WRITTEN EXERCISE: Can you pull out each line of the data below that includes the word "коней"?

— START PROVIDED INFORMATION —

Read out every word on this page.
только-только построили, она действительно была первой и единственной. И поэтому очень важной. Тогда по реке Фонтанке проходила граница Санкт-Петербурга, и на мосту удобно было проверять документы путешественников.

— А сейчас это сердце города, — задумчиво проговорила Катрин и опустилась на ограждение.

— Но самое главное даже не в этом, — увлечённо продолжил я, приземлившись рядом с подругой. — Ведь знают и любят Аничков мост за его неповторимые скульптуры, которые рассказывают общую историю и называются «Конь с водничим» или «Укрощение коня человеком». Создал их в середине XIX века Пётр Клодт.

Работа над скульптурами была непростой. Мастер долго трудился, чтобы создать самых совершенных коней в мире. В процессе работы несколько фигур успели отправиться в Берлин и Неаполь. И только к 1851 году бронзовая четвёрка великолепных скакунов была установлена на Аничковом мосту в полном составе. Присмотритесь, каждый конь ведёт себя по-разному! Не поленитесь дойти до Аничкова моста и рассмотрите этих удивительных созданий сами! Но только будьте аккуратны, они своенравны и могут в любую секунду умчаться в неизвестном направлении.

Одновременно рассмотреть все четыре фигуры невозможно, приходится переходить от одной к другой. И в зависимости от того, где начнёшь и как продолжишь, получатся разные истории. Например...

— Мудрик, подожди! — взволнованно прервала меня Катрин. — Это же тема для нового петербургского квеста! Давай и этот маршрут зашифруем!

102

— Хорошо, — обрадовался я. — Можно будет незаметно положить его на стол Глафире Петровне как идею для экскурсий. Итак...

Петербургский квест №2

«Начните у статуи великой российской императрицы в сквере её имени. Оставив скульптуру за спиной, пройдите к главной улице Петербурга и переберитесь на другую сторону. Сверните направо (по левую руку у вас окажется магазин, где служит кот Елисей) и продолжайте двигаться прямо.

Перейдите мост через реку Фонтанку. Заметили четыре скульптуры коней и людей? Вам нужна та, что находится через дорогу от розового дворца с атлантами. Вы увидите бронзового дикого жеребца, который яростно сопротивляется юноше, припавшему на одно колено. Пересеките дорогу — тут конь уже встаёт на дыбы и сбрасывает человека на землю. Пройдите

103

— END PROVIDED INFORMATION —

EXERCISE RESULT:
Работа над скульптурами была непростой. Мастер долго трудился, чтобы создать самых совершенных коней в мире. В процессе работы несколько фигур успели отправиться в Берлин и Неаполь. И только к 1851 году бронзовая четвёрка великолепных скакунов была установлена на Аничковом мосту в полном составе. Присмотритесь, каждый конь ведёт себя по-разному! Не поленитесь дойти до Аничкова моста и рассмотрите этих удивительных созданий сами! Но только будьте аккуратны, они своенравны и могут в любую секунду умчаться в неизвестном направлении.
Перейдите мост через реку Фонтанку. Заметили четыре скульптуры коней и людей? Вам нужна та, что находится через дорогу от розового дворца с атлантами. Вы увидите бронзового дикого жеребца, который яростно сопротивляется юноше, припавшему на одно колено. Пересеките дорогу — тут конь уже встаёт на дыбы и сбрасывает человека на землю. Пройдите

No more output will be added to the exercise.